:: What is required ::
Extract the records in full, leaving every picture out.

:: Given data ::
________________________________________

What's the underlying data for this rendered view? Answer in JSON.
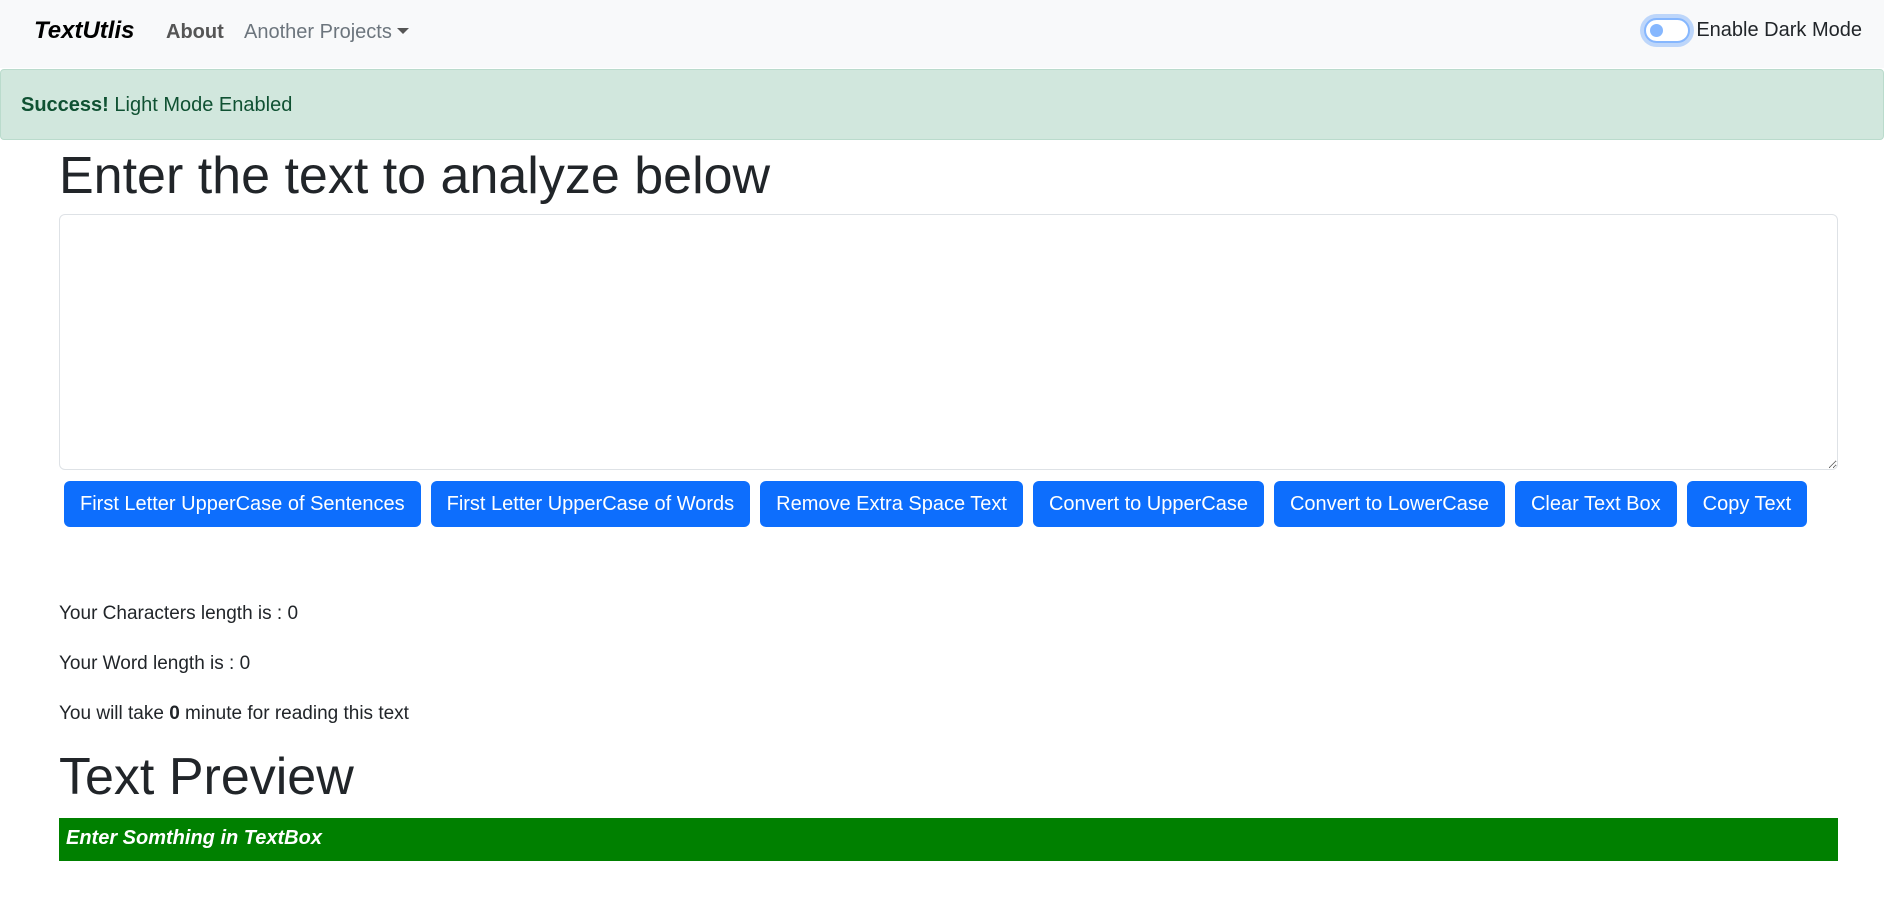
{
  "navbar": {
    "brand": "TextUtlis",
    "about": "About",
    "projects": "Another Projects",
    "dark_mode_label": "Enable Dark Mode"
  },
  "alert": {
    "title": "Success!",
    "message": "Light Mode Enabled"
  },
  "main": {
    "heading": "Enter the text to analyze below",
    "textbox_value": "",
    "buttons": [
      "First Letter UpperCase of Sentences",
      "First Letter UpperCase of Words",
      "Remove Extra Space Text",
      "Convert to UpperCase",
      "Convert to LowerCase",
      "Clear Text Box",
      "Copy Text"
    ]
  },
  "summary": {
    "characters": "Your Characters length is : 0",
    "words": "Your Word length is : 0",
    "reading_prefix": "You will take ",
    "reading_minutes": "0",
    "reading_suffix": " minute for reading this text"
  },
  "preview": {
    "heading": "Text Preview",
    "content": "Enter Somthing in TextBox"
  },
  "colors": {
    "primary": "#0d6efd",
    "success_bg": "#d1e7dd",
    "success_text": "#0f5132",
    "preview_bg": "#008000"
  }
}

________________________________________

:: Written answer ::
What's the underlying data for this rendered view? Answer in JSON.
{
  "navbar": {
    "brand": "TextUtlis",
    "about": "About",
    "projects": "Another Projects",
    "dark_mode_label": "Enable Dark Mode"
  },
  "alert": {
    "title": "Success!",
    "message": "Light Mode Enabled"
  },
  "main": {
    "heading": "Enter the text to analyze below",
    "textbox_value": "",
    "buttons": [
      "First Letter UpperCase of Sentences",
      "First Letter UpperCase of Words",
      "Remove Extra Space Text",
      "Convert to UpperCase",
      "Convert to LowerCase",
      "Clear Text Box",
      "Copy Text"
    ]
  },
  "summary": {
    "characters": "Your Characters length is : 0",
    "words": "Your Word length is : 0",
    "reading_prefix": "You will take ",
    "reading_minutes": "0",
    "reading_suffix": " minute for reading this text"
  },
  "preview": {
    "heading": "Text Preview",
    "content": "Enter Somthing in TextBox"
  },
  "colors": {
    "primary": "#0d6efd",
    "success_bg": "#d1e7dd",
    "success_text": "#0f5132",
    "preview_bg": "#008000"
  }
}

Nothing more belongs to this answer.